[START]

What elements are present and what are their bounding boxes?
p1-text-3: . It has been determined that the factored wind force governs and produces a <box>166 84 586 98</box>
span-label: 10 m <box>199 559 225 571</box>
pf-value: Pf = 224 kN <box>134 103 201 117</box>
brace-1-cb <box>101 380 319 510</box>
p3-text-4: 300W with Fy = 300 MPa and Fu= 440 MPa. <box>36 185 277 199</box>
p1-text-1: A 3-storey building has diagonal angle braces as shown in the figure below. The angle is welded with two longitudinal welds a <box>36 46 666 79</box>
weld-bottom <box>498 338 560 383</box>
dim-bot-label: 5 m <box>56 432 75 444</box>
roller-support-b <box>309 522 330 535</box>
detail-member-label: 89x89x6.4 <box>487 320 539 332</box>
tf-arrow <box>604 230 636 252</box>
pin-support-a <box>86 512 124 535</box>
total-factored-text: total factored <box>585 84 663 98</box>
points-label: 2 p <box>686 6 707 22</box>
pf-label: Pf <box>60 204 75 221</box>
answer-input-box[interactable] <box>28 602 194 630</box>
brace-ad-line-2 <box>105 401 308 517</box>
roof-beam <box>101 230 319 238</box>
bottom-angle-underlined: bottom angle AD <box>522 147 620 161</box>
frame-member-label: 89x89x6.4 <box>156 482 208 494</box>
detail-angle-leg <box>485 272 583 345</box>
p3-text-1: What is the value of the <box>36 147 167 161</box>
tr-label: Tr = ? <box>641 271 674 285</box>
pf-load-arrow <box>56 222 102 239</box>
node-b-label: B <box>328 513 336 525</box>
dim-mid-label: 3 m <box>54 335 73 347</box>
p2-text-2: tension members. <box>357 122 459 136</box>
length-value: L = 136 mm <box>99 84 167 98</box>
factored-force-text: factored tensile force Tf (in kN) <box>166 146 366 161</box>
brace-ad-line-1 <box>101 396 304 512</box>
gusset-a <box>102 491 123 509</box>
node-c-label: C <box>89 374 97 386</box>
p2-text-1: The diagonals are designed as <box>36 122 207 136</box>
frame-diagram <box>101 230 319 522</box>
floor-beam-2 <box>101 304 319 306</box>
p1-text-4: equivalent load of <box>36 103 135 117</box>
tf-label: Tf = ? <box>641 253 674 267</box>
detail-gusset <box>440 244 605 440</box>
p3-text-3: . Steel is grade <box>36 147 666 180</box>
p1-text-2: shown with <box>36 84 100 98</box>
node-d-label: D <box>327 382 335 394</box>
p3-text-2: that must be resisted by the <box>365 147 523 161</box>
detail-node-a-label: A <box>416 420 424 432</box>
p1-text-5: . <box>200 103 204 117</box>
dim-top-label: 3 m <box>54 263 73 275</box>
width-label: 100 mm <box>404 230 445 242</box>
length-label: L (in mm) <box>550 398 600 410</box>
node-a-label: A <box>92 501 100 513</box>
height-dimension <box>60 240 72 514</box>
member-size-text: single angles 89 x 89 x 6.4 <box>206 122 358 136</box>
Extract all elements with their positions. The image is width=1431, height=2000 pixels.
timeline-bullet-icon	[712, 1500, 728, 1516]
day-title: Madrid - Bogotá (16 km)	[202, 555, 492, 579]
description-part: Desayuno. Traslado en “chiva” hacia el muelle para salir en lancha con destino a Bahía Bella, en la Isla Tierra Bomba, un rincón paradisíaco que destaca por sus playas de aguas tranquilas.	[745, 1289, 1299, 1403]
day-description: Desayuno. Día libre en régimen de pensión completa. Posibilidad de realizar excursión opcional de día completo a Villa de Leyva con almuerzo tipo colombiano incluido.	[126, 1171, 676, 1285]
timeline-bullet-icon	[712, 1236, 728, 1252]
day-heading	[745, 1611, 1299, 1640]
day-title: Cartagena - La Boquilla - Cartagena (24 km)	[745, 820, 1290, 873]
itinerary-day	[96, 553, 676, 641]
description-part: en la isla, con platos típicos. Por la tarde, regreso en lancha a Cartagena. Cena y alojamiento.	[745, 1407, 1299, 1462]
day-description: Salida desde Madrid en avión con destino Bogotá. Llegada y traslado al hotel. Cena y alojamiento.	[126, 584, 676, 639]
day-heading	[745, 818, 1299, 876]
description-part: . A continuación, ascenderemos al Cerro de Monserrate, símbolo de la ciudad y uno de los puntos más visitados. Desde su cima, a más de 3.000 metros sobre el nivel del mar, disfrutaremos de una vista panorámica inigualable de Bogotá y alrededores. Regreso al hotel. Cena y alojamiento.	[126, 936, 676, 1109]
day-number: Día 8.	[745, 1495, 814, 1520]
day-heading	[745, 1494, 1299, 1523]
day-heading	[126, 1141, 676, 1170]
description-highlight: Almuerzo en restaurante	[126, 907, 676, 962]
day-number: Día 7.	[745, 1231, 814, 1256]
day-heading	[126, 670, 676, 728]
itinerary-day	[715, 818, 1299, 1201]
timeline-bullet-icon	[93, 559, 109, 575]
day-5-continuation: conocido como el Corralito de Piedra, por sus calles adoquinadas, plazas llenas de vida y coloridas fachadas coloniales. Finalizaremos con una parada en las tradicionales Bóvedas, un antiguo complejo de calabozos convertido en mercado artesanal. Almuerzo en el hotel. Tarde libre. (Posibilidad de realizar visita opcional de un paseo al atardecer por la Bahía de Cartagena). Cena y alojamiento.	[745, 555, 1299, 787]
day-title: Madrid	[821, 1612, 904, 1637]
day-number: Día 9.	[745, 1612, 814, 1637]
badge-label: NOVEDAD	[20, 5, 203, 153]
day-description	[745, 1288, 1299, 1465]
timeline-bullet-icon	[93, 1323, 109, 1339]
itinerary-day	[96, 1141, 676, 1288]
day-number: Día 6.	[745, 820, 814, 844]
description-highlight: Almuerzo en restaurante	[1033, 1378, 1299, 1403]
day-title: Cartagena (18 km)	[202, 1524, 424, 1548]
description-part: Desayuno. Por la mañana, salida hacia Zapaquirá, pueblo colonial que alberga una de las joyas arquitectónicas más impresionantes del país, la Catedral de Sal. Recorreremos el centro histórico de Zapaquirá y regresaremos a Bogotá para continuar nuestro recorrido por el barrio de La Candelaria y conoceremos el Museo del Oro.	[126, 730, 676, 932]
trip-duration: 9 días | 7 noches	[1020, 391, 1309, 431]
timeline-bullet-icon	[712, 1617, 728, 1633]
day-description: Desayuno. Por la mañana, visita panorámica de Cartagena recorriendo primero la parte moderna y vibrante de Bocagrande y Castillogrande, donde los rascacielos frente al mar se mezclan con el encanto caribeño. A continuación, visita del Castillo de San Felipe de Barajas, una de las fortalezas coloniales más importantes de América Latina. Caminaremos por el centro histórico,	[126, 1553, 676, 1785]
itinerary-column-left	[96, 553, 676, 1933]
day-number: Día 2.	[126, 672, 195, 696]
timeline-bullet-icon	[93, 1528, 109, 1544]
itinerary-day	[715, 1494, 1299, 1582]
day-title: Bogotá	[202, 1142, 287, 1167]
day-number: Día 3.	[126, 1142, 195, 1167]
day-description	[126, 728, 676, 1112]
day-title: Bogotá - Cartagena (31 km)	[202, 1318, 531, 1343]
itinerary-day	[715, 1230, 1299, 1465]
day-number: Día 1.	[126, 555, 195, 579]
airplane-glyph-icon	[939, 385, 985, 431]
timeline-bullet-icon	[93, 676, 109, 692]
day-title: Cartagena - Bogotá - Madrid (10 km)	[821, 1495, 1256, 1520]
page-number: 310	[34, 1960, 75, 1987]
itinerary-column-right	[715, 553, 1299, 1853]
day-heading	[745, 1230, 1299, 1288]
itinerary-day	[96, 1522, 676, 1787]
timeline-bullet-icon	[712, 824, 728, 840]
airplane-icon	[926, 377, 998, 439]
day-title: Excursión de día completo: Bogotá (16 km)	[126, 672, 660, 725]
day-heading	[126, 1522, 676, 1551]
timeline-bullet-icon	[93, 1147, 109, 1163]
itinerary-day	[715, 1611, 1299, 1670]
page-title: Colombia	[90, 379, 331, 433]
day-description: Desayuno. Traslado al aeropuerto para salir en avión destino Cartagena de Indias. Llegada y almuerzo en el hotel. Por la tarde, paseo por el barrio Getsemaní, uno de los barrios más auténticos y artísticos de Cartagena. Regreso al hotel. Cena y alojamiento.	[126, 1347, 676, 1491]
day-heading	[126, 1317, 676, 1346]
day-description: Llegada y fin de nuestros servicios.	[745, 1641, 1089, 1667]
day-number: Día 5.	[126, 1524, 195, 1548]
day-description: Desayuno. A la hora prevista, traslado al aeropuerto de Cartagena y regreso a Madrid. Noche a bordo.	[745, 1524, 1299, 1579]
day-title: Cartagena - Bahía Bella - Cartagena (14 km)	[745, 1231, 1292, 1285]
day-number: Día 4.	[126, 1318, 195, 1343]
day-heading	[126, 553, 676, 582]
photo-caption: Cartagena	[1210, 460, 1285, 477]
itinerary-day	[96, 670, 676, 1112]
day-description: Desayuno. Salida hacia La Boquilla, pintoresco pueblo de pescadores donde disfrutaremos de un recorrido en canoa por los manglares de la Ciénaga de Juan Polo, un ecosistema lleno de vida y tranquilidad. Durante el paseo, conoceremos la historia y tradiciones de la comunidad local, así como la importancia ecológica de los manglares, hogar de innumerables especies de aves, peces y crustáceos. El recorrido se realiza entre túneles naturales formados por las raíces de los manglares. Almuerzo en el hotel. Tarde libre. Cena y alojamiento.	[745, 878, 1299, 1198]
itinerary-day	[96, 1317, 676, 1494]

[END]

◆ THE REQUEST
Copy the listing word for word, starting at its first line and stopping after the line that contains "floor-beam-2 <box>101 304 319 306</box>".

◆ IN RESPONSE
What elements are present and what are their bounding boxes?
p1-text-3: . It has been determined that the factored wind force governs and produces a <box>166 84 586 98</box>
span-label: 10 m <box>199 559 225 571</box>
pf-value: Pf = 224 kN <box>134 103 201 117</box>
brace-1-cb <box>101 380 319 510</box>
p3-text-4: 300W with Fy = 300 MPa and Fu= 440 MPa. <box>36 185 277 199</box>
p1-text-1: A 3-storey building has diagonal angle braces as shown in the figure below. The angle is welded with two longitudinal welds a <box>36 46 666 79</box>
weld-bottom <box>498 338 560 383</box>
dim-bot-label: 5 m <box>56 432 75 444</box>
roller-support-b <box>309 522 330 535</box>
detail-member-label: 89x89x6.4 <box>487 320 539 332</box>
tf-arrow <box>604 230 636 252</box>
pin-support-a <box>86 512 124 535</box>
total-factored-text: total factored <box>585 84 663 98</box>
points-label: 2 p <box>686 6 707 22</box>
pf-label: Pf <box>60 204 75 221</box>
answer-input-box[interactable] <box>28 602 194 630</box>
brace-ad-line-2 <box>105 401 308 517</box>
roof-beam <box>101 230 319 238</box>
bottom-angle-underlined: bottom angle AD <box>522 147 620 161</box>
frame-member-label: 89x89x6.4 <box>156 482 208 494</box>
detail-angle-leg <box>485 272 583 345</box>
p3-text-1: What is the value of the <box>36 147 167 161</box>
tr-label: Tr = ? <box>641 271 674 285</box>
pf-load-arrow <box>56 222 102 239</box>
node-b-label: B <box>328 513 336 525</box>
dim-mid-label: 3 m <box>54 335 73 347</box>
p2-text-2: tension members. <box>357 122 459 136</box>
length-value: L = 136 mm <box>99 84 167 98</box>
factored-force-text: factored tensile force Tf (in kN) <box>166 146 366 161</box>
brace-ad-line-1 <box>101 396 304 512</box>
gusset-a <box>102 491 123 509</box>
node-c-label: C <box>89 374 97 386</box>
p2-text-1: The diagonals are designed as <box>36 122 207 136</box>
frame-diagram <box>101 230 319 522</box>
floor-beam-2 <box>101 304 319 306</box>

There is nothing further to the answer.